• [GIVEN DATA]

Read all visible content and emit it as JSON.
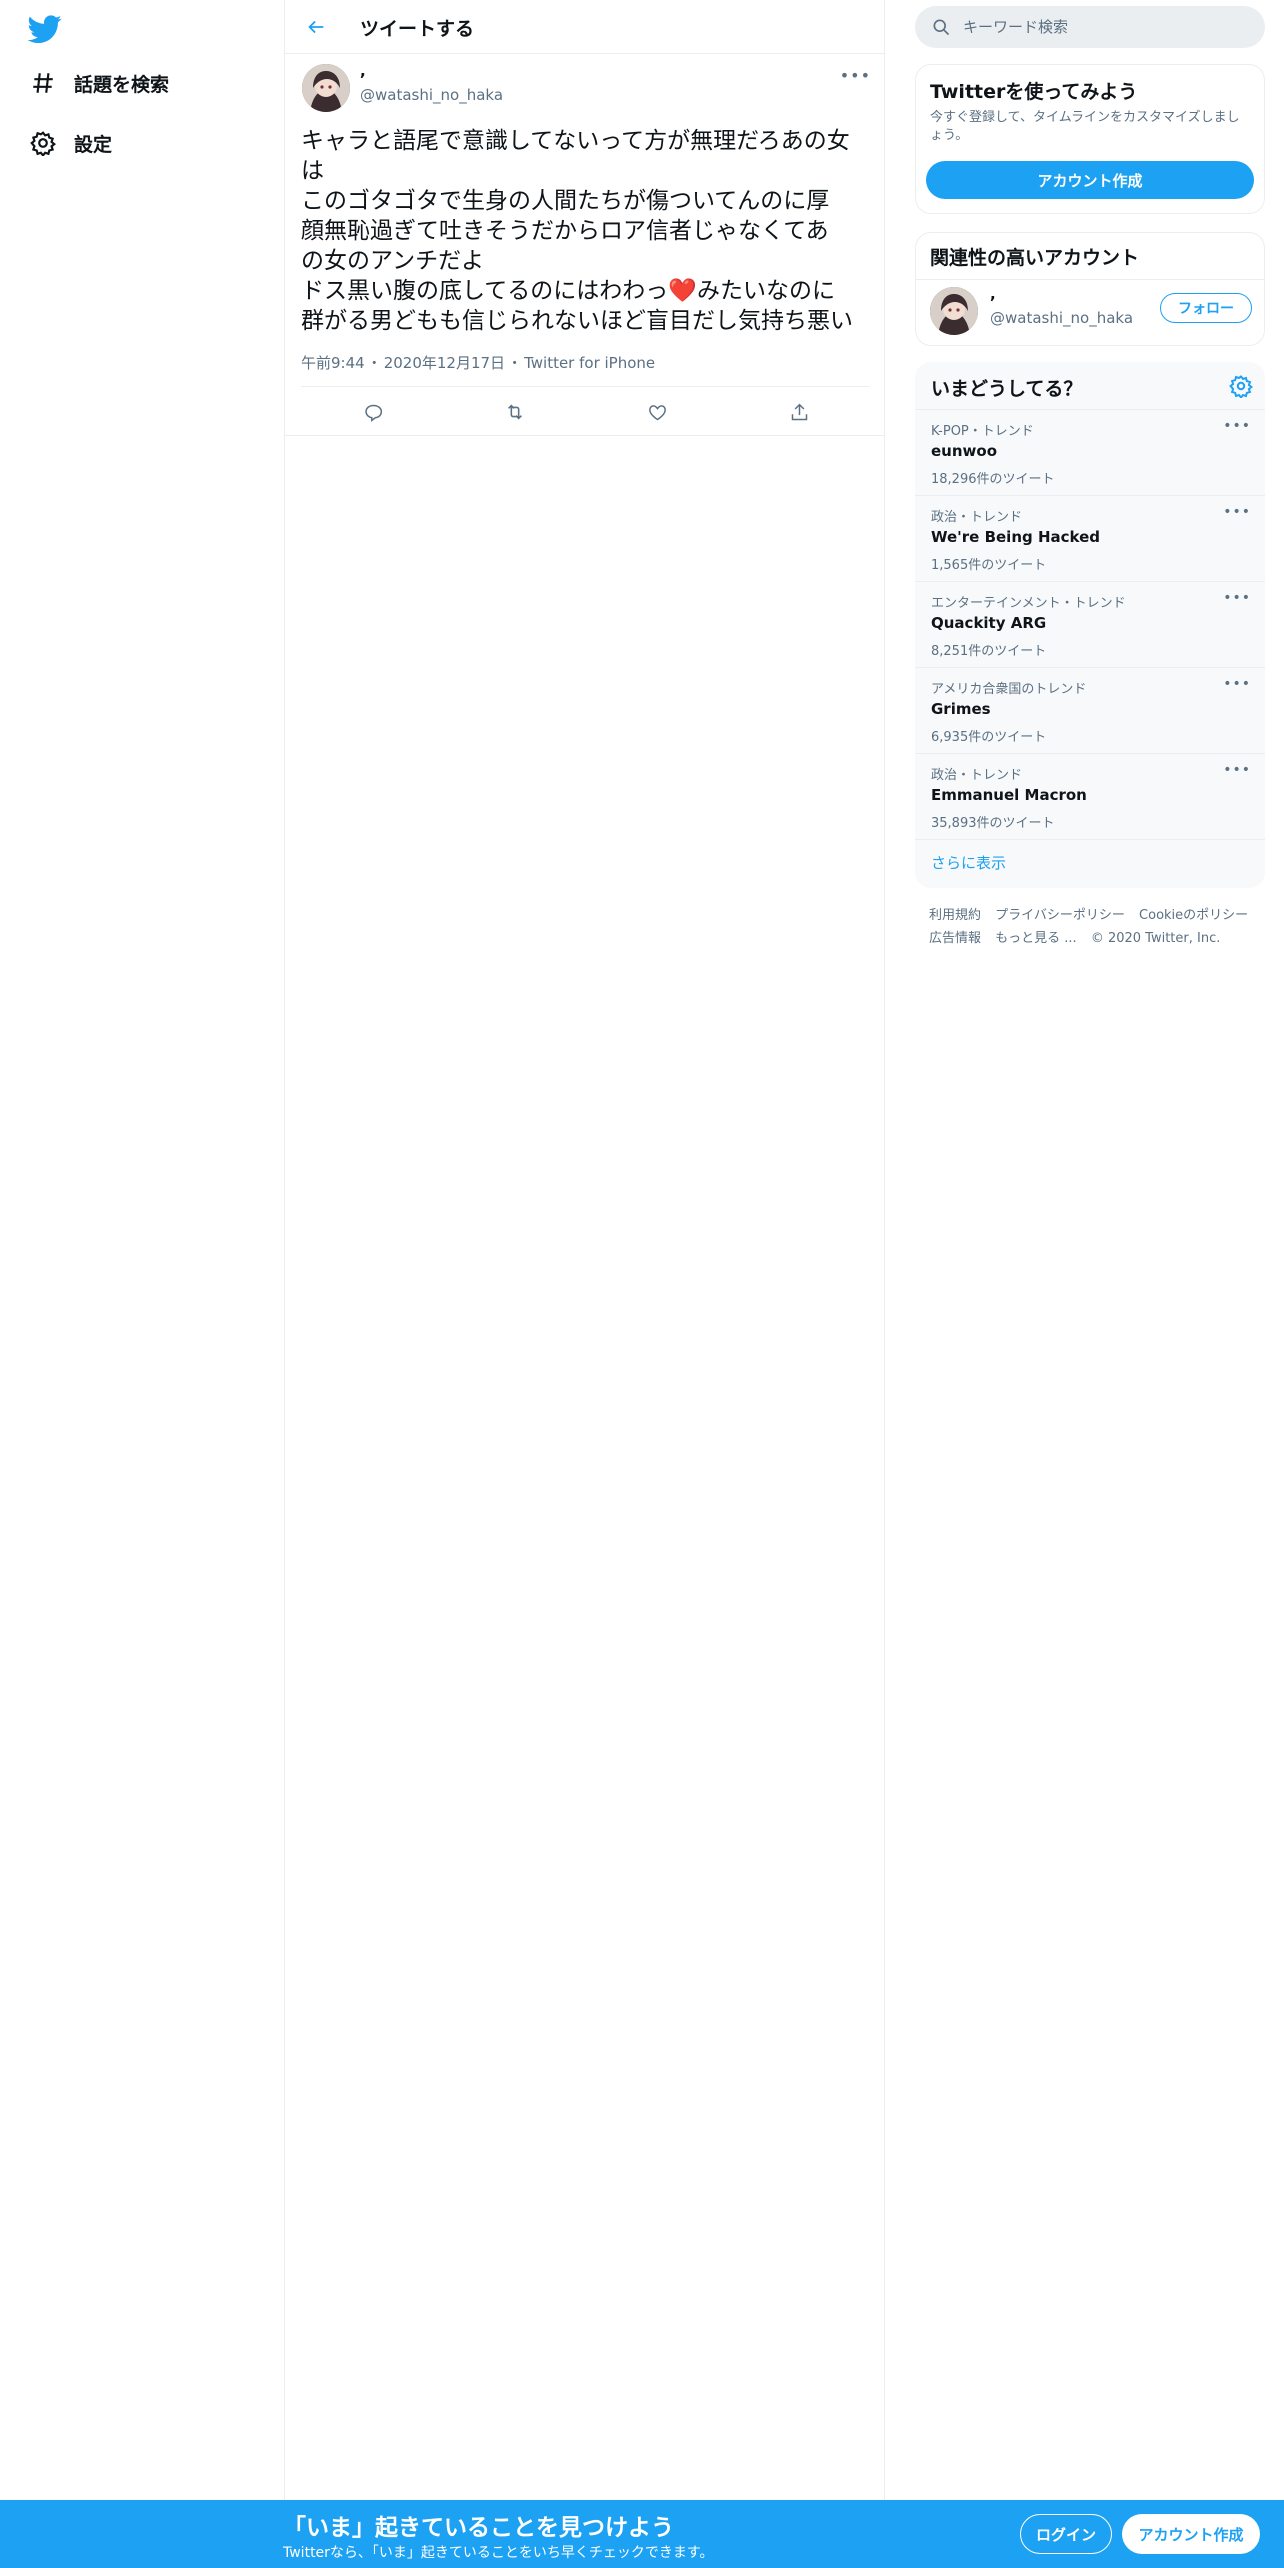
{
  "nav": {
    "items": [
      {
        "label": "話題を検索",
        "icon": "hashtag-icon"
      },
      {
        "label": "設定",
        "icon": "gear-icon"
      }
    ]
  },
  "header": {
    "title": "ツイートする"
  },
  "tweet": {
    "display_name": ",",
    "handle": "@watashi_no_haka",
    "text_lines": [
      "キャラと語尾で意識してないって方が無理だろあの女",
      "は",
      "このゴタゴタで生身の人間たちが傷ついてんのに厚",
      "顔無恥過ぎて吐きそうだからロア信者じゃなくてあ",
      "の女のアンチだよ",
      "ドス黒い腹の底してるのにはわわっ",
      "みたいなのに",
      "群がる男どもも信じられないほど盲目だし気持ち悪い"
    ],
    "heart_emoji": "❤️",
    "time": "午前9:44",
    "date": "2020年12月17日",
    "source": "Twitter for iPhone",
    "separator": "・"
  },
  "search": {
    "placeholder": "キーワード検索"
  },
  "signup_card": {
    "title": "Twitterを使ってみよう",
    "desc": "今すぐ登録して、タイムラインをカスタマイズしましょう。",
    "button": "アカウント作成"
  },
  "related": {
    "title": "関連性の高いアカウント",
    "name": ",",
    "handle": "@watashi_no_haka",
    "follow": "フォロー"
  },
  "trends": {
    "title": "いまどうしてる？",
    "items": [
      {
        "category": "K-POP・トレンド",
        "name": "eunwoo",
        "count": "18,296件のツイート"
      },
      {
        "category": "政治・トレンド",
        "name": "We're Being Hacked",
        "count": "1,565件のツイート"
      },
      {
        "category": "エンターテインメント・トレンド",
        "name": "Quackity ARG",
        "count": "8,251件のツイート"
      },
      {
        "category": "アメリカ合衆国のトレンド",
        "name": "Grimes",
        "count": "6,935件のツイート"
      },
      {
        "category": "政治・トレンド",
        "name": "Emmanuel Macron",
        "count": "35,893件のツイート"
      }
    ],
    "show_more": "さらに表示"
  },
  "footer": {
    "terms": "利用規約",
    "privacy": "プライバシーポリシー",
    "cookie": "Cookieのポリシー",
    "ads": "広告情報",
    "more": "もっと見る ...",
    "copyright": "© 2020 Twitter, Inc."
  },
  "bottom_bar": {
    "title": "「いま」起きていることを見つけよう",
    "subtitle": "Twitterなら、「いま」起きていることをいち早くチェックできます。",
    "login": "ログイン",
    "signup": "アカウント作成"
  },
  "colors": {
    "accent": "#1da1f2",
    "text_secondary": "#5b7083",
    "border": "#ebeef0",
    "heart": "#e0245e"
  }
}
* * *
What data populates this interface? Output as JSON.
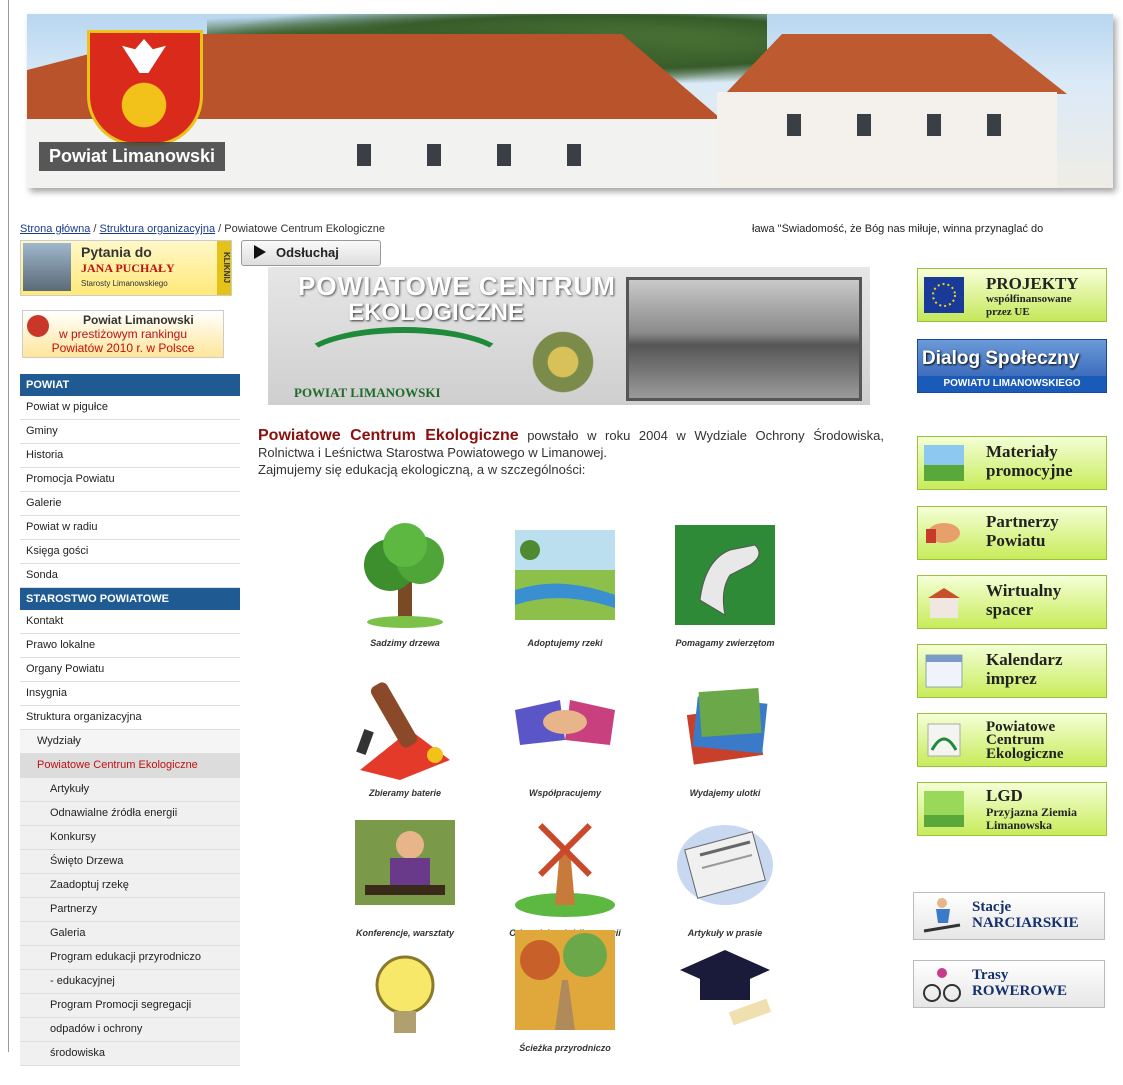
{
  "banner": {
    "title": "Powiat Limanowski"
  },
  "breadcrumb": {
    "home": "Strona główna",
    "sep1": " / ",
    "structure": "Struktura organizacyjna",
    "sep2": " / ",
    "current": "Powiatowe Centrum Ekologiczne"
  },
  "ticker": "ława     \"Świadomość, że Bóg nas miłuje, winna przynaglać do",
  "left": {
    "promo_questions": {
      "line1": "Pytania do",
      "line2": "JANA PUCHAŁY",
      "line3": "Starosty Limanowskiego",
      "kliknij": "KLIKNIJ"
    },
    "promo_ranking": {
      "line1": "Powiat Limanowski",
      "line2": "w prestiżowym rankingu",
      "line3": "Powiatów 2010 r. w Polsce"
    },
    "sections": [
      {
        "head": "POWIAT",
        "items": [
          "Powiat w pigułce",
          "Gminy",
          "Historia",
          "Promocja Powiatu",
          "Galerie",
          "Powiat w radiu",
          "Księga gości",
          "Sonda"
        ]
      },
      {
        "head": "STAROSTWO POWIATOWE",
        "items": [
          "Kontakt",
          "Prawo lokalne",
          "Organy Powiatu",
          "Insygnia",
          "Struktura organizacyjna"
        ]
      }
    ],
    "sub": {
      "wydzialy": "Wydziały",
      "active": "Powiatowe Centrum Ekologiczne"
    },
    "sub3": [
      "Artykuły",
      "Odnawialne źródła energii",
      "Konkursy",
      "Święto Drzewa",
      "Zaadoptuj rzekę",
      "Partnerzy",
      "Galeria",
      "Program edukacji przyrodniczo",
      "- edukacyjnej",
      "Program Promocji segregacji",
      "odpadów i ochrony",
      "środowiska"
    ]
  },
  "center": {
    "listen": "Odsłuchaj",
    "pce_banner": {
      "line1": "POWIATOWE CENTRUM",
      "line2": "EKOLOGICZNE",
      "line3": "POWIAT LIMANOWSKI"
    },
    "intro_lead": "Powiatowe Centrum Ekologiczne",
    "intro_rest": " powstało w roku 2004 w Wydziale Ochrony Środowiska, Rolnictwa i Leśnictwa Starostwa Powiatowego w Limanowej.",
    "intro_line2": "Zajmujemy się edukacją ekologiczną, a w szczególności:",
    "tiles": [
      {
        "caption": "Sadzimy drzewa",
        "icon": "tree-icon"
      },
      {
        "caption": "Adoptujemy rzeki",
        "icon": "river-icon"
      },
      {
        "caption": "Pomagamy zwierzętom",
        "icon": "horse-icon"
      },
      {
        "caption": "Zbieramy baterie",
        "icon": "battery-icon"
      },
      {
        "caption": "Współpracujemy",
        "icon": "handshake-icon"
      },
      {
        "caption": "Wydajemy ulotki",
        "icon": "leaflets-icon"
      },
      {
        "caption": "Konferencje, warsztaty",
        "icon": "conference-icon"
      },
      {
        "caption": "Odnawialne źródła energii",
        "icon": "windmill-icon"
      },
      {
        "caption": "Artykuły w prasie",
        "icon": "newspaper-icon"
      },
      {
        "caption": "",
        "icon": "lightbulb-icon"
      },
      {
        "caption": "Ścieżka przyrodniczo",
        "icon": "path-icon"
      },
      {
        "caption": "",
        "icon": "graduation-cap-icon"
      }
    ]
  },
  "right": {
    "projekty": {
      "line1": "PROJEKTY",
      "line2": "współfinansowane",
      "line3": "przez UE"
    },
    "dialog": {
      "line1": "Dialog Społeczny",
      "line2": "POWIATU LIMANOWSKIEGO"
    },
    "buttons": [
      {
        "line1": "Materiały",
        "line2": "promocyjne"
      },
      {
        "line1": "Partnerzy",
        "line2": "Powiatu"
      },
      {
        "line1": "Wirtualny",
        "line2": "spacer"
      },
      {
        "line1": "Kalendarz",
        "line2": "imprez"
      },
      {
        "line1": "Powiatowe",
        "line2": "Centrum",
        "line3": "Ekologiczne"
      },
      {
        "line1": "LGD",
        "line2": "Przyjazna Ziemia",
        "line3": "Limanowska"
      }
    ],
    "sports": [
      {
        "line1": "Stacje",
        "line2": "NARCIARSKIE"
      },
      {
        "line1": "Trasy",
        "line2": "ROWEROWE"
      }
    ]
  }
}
--
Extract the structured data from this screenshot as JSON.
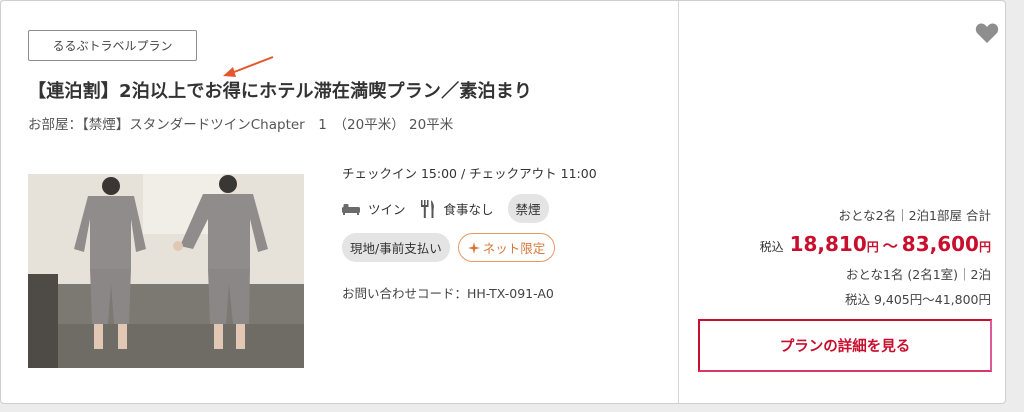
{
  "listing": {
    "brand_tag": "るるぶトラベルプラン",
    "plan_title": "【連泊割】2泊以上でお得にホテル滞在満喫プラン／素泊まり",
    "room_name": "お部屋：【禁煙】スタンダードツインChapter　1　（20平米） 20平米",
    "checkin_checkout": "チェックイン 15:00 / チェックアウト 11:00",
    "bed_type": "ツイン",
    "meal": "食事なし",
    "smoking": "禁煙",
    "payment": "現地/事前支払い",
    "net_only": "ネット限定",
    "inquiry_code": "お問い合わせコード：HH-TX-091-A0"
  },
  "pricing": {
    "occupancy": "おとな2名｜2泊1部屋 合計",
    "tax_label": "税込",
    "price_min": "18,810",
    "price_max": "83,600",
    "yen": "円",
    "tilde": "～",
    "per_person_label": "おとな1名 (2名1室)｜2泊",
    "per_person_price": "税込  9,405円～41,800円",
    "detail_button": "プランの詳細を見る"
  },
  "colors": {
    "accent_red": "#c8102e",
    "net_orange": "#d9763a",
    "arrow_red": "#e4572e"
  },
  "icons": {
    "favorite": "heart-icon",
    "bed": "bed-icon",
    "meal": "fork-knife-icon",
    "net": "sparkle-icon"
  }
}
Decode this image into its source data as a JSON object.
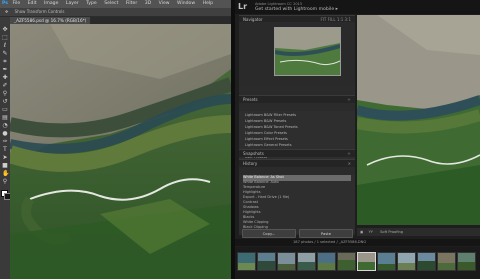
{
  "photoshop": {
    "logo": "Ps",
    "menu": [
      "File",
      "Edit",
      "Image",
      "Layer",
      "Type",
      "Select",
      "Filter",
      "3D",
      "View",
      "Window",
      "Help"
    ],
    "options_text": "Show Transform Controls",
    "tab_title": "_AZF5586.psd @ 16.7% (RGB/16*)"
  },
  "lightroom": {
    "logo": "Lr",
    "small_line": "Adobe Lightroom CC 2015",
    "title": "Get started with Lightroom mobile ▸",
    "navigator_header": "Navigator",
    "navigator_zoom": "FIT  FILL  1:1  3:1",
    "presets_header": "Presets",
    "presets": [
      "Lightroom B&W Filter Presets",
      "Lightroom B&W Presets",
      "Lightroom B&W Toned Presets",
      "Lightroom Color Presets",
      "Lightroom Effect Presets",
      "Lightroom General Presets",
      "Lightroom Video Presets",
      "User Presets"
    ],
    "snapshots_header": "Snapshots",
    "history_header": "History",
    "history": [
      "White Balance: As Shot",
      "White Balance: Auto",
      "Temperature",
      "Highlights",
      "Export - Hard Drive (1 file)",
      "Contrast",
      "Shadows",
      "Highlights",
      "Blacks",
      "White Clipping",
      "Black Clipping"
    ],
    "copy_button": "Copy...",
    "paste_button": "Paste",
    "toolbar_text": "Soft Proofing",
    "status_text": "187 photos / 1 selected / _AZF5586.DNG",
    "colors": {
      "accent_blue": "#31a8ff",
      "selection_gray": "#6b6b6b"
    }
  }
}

• [GIVEN PROBLEM] Copy out each line that contains the word "caption".

• [TASK RESPONSE]
        "caption": "Sadzimy drzewa",
        "caption": "Adoptujemy rzeki",
        "caption": "Pomagamy zwierzętom",
        "caption": "Zbieramy baterie",
        "caption": "Współpracujemy",
        "caption": "Wydajemy ulotki",
        "caption": "Konferencje, warsztaty",
        "caption": "Odnawialne źródła energii",
        "caption": "Artykuły w prasie",
        "caption": "",
        "caption": "Ścieżka przyrodniczo",
        "caption": "",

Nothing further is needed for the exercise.